Goal of the exercise
Beneath this sentence is a set of records; write each of them out exactly.

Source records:
■ ■ ■ ■ ■
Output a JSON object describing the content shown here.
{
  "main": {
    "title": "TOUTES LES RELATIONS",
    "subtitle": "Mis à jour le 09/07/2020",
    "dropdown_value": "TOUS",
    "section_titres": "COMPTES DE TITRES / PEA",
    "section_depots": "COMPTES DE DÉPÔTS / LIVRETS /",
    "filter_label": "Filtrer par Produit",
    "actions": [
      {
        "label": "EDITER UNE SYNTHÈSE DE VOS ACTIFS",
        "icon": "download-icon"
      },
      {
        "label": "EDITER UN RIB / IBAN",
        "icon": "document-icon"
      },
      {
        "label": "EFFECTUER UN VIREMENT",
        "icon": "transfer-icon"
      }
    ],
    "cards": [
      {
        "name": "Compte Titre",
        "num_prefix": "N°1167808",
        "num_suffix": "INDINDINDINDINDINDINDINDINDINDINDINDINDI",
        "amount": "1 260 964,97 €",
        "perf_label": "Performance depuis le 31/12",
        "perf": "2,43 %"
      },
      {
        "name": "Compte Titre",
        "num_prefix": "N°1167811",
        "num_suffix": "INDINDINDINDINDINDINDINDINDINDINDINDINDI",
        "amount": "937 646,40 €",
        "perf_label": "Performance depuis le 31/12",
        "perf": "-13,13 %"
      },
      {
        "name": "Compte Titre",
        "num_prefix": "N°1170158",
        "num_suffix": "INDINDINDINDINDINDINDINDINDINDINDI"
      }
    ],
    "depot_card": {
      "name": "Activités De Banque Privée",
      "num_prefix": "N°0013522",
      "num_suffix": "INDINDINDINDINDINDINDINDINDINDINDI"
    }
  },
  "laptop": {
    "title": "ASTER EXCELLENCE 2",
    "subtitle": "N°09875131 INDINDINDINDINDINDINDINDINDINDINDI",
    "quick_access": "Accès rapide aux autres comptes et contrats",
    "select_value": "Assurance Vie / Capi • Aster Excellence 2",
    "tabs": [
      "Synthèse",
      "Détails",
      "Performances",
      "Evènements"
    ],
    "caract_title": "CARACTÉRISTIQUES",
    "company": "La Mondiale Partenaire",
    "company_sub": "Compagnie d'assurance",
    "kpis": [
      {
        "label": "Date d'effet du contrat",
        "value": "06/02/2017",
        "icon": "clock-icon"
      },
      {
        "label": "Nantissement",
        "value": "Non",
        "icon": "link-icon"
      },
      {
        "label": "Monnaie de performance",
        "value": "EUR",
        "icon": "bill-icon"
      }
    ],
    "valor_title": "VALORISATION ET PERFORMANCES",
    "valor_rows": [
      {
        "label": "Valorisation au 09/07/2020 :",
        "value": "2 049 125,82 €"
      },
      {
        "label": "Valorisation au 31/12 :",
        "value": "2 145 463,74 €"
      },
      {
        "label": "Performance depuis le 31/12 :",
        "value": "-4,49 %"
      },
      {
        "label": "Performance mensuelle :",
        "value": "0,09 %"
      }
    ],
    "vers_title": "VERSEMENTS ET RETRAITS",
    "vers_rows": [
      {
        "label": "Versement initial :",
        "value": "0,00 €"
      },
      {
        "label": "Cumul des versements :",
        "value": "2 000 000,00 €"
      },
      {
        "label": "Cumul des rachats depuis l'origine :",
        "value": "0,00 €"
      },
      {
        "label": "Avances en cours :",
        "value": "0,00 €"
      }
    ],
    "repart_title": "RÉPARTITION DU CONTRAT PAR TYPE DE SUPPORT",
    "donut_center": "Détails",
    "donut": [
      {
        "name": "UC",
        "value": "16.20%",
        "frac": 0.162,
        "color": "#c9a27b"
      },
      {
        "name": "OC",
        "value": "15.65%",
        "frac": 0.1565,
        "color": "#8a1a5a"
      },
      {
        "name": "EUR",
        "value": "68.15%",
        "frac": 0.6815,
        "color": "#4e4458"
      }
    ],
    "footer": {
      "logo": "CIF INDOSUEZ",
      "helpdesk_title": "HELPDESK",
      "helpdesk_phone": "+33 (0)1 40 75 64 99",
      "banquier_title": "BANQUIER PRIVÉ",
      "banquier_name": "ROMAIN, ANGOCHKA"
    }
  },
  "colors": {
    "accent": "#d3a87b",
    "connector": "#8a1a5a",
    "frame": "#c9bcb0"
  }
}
■ ■ ■ ■ ■
Expected output
Output a JSON object describing the content shown here.
{
  "main": {
    "title": "TOUTES LES RELATIONS",
    "subtitle": "Mis à jour le 09/07/2020",
    "dropdown_value": "TOUS",
    "section_titres": "COMPTES DE TITRES / PEA",
    "section_depots": "COMPTES DE DÉPÔTS / LIVRETS /",
    "filter_label": "Filtrer par Produit",
    "actions": [
      {
        "label": "EDITER UNE SYNTHÈSE DE VOS ACTIFS",
        "icon": "download-icon"
      },
      {
        "label": "EDITER UN RIB / IBAN",
        "icon": "document-icon"
      },
      {
        "label": "EFFECTUER UN VIREMENT",
        "icon": "transfer-icon"
      }
    ],
    "cards": [
      {
        "name": "Compte Titre",
        "num_prefix": "N°1167808",
        "num_suffix": "INDINDINDINDINDINDINDINDINDINDINDINDINDI",
        "amount": "1 260 964,97 €",
        "perf_label": "Performance depuis le 31/12",
        "perf": "2,43 %"
      },
      {
        "name": "Compte Titre",
        "num_prefix": "N°1167811",
        "num_suffix": "INDINDINDINDINDINDINDINDINDINDINDINDINDI",
        "amount": "937 646,40 €",
        "perf_label": "Performance depuis le 31/12",
        "perf": "-13,13 %"
      },
      {
        "name": "Compte Titre",
        "num_prefix": "N°1170158",
        "num_suffix": "INDINDINDINDINDINDINDINDINDINDINDI"
      }
    ],
    "depot_card": {
      "name": "Activités De Banque Privée",
      "num_prefix": "N°0013522",
      "num_suffix": "INDINDINDINDINDINDINDINDINDINDINDI"
    }
  },
  "laptop": {
    "title": "ASTER EXCELLENCE 2",
    "subtitle": "N°09875131 INDINDINDINDINDINDINDINDINDINDINDI",
    "quick_access": "Accès rapide aux autres comptes et contrats",
    "select_value": "Assurance Vie / Capi • Aster Excellence 2",
    "tabs": [
      "Synthèse",
      "Détails",
      "Performances",
      "Evènements"
    ],
    "caract_title": "CARACTÉRISTIQUES",
    "company": "La Mondiale Partenaire",
    "company_sub": "Compagnie d'assurance",
    "kpis": [
      {
        "label": "Date d'effet du contrat",
        "value": "06/02/2017",
        "icon": "clock-icon"
      },
      {
        "label": "Nantissement",
        "value": "Non",
        "icon": "link-icon"
      },
      {
        "label": "Monnaie de performance",
        "value": "EUR",
        "icon": "bill-icon"
      }
    ],
    "valor_title": "VALORISATION ET PERFORMANCES",
    "valor_rows": [
      {
        "label": "Valorisation au 09/07/2020 :",
        "value": "2 049 125,82 €"
      },
      {
        "label": "Valorisation au 31/12 :",
        "value": "2 145 463,74 €"
      },
      {
        "label": "Performance depuis le 31/12 :",
        "value": "-4,49 %"
      },
      {
        "label": "Performance mensuelle :",
        "value": "0,09 %"
      }
    ],
    "vers_title": "VERSEMENTS ET RETRAITS",
    "vers_rows": [
      {
        "label": "Versement initial :",
        "value": "0,00 €"
      },
      {
        "label": "Cumul des versements :",
        "value": "2 000 000,00 €"
      },
      {
        "label": "Cumul des rachats depuis l'origine :",
        "value": "0,00 €"
      },
      {
        "label": "Avances en cours :",
        "value": "0,00 €"
      }
    ],
    "repart_title": "RÉPARTITION DU CONTRAT PAR TYPE DE SUPPORT",
    "donut_center": "Détails",
    "donut": [
      {
        "name": "UC",
        "value": "16.20%",
        "frac": 0.162,
        "color": "#c9a27b"
      },
      {
        "name": "OC",
        "value": "15.65%",
        "frac": 0.1565,
        "color": "#8a1a5a"
      },
      {
        "name": "EUR",
        "value": "68.15%",
        "frac": 0.6815,
        "color": "#4e4458"
      }
    ],
    "footer": {
      "logo": "CIF INDOSUEZ",
      "helpdesk_title": "HELPDESK",
      "helpdesk_phone": "+33 (0)1 40 75 64 99",
      "banquier_title": "BANQUIER PRIVÉ",
      "banquier_name": "ROMAIN, ANGOCHKA"
    }
  },
  "colors": {
    "accent": "#d3a87b",
    "connector": "#8a1a5a",
    "frame": "#c9bcb0"
  }
}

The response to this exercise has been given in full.